**文档正文**.

• • • • •

• 图论--2-SAT--POJ 3905 Perfect Election


    Perfect Election
    Time Limit: 5000MS         Memory Limit: 65536K
    Total Submissions: 964         Accepted: 431
    Description

    In a country (my memory fails to say which), the candidates {1, 2 ..., N} are running in the parliamentary election. An opinion poll asks the question "For any two candidates of your own choice, which election result would make you happy?". The accepted answers are shown in the table below, where the candidates i and j are not necessarily different, i.e. it may happen that i=j. There are M poll answers, some of which may be similar or identical. The problem is to decide whether there can be an election outcome (It may happen that all candidates fail to be elected, or all are elected, or only a part of them are elected. All these are acceptable election outcomes.) that conforms to all M answers. We say that such an election outcome is perfect. The result of the problem is 1 if a perfect election outcome does exist and 0 otherwise.
    Input

    Each data set corresponds to an instance of the problem and starts with two integral numbers: 1≤N≤1000 and 1≤M≤1000000. The data set continues with M pairs ±i ±j of signed numbers, 1≤i,j≤N. Each pair encodes a poll answer as follows: 

    Accepted answers to the poll question    Encoding
    I would be happy if at least one from i and j is elected.    +i +j
    I would be happy if at least one from i and j is not elected.    -i -j
    I would be happy if i is elected or j is not elected or both events happen.    +i -j
    I would be happy if i is not elected or j is elected or both events happen.    -i +j


    The input data are separated by white spaces, terminate with an end of file, and are correct.
    Output

    For each data set the program prints the result of the encoded election problem. The result, 1 or 0, is printed on the standard output from the beginning of a line. There must be no empty lines on output.
    Sample Input

    3 3  +1 +2  -1 +2  -1 -3 
    2 3  -1 +2  -1 -2  +1 -2 
    2 4  -1 +2  -1 -2  +1 -2  +1 +2 
    2 8  +1 +2  +2 +1  +1 -2  +1 -2  -2 +1  -1 +1  -2 -2  +1 -1
    Sample Output

    1
    1
    0
    1
    Hint

    For the first data set the result of the problem is 1; there are several perfect election outcomes, e.g. 1 is not elected, 2 is elected, 3 is not elected. The result for the second data set is justified by the perfect election outcome: 1 is not elected, 2 is not elected. The result for the third data set is 0. According to the answers -1 +2 and -1 -2 the candidate 1 must not be elected, whereas the answers +1 -2 and +1 +2 say that candidate 1 must be elected. There is no perfect election outcome. For the fourth data set notice that there are similar or identical poll answers and that some answers mention a single candidate. The result is 1.

• • • • •

**所供资料**.
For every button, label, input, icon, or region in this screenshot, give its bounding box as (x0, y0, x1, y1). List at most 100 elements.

• • • • •

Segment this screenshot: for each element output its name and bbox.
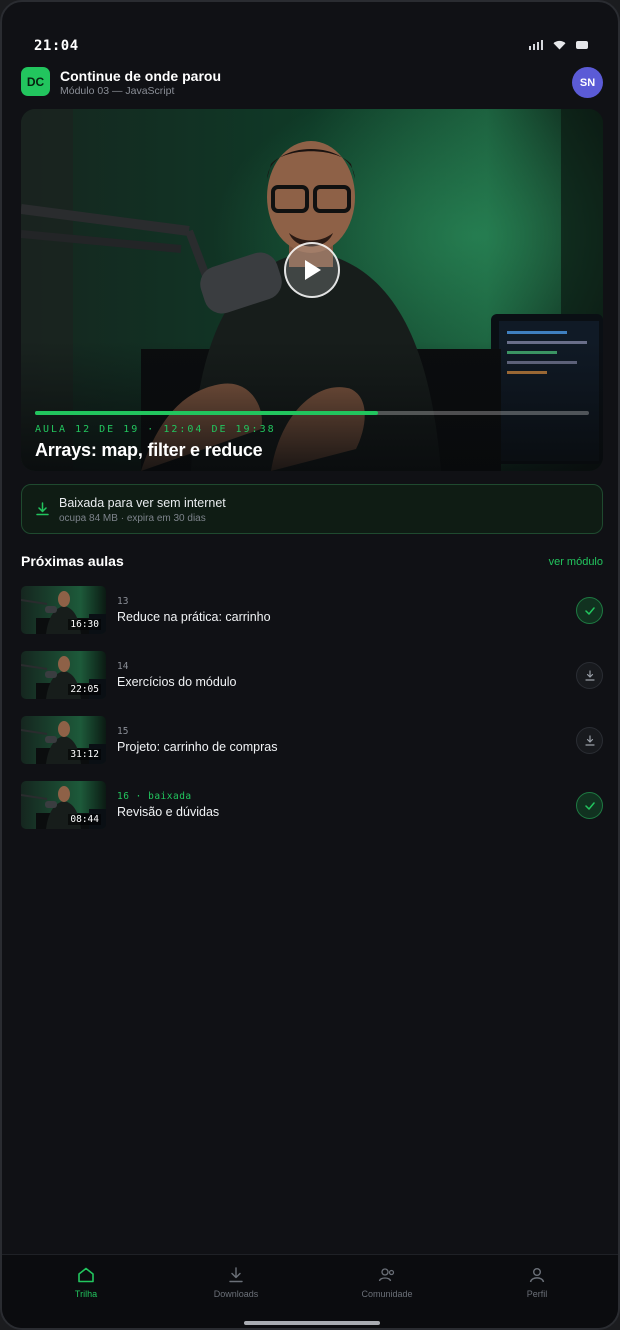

• • • • •

**任务指令**.
**A.** 请将完美选举题目正文中的句子“We say that such an election outcome is perfect.”译成中文。
**B.** 请接续完美选举题目的正文，从其最后一句之后写下去。

**各题答案**.
**A.** 我们称这样的选举结果是完美的。

**B.**
    题意:有N个候选人,给出M个限制条件。这些条件可以分成4类

    1,+i +j 表示 i 和 j 至少选一个;

    2,-i  -j 表示 i 和 j 最多选一个;

    3,+i -j 表示 选i 和 不选j 最少成立一个 ;

    4,-i +j 表示 不选i 和 选j 最少成立一个;      

    问你有没有一种方案满足M个条件。

    建图: 我用Ai表示i 被选上,!Ai表示i没有被选上。

    对于1则有  非Ai -> Aj 和 非Aj -> Ai

    对于2则有  Ai -> 非Aj 和 Aj -> 非Ai

    对于3则有  Aj -> Ai 和 非Ai -> 非Aj

    对于4则有  非Aj -> 非Ai 和 Ai -> Aj

    记住三个符号六种基本建图方式,剩下的都可以修改:比如上面的4代表Ai and 非Aj=1,我们就是非Aj建图加上个Ai and Aj建图,自己画个图想想是不是? 地址

     AC代码:

    #include <cstdio>
    #include <cstring>
    #include <queue>
    #include <stack>
    #include <vector>
    #include <algorithm>
    #define MAXN 2000+10
    #define INF 1000000
    #define eps 1e-5
    using namespace std;
    vector<int> G[MAXN];
    int low[MAXN], dfn[MAXN];
    int dfs_clock;
    int sccno[MAXN], scc_cnt;
    stack<int> S;
    bool Instack[MAXN];
    int N, M;
    void init()
    {
        for(int i = 1; i <= 2*N; i++) G[i].clear();
    }
    void getMap()
    {
        int i, j;
        char op1, op2;
        while(M--)
        { 
            scanf("  %c%d %c%d", &op1, &i, &op2, &j);
            if(op1 == '+' && op2 == '+')
            {
                G[i + N].push_back(j);
                G[j + N].push_back(i);
            } 
            else if(op1 == '-' && op2 == '-')
            {
                G[i].push_back(j + N);
                G[j].push_back(i + N);
            }
            else if(op1 == '+' && op2 == '-')
            {
                G[i + N].push_back(j + N);//i若没有被选上 j一定没有被选上 
                G[j].push_back(i);//j被选上 i一定被选上 
            }
            else
            {
                G[i].push_back(j);//i被选上 j一定被选上 
                G[j + N].push_back(i + N);//j没有被选上 i一定没有被选上
            }
        }
    }
    void tarjan(int u, int fa)
    {
        int v;
        low[u] = dfn[u] = ++dfs_clock;
        S.push(u);
        Instack[u] = true;
        for(int i = 0; i < G[u].size(); i++)
        {
            v = G[u][i];
            if(!dfn[v])
            {
                tarjan(v, u);
                low[u] = min(low[u], low[v]);
            }
            else if(Instack[v])
            low[u] = min(low[u], dfn[v]);
        }
        if(low[u] == dfn[u])
        {
            scc_cnt++;
            for(;;)
            {
                v = S.top(); S.pop();
                sccno[v] = scc_cnt;
                Instack[v] = false;
                if(v == u) break;
            }
        }
    }
    void find_cut(int l, int r)
    {
        memset(low, 0, sizeof(low));
        memset(dfn, 0, sizeof(dfn));
        memset(sccno, 0, sizeof(sccno));
        memset(Instack, false, sizeof(Instack));
        dfs_clock = scc_cnt = 0;
        for(int i = l; i <= r; i++)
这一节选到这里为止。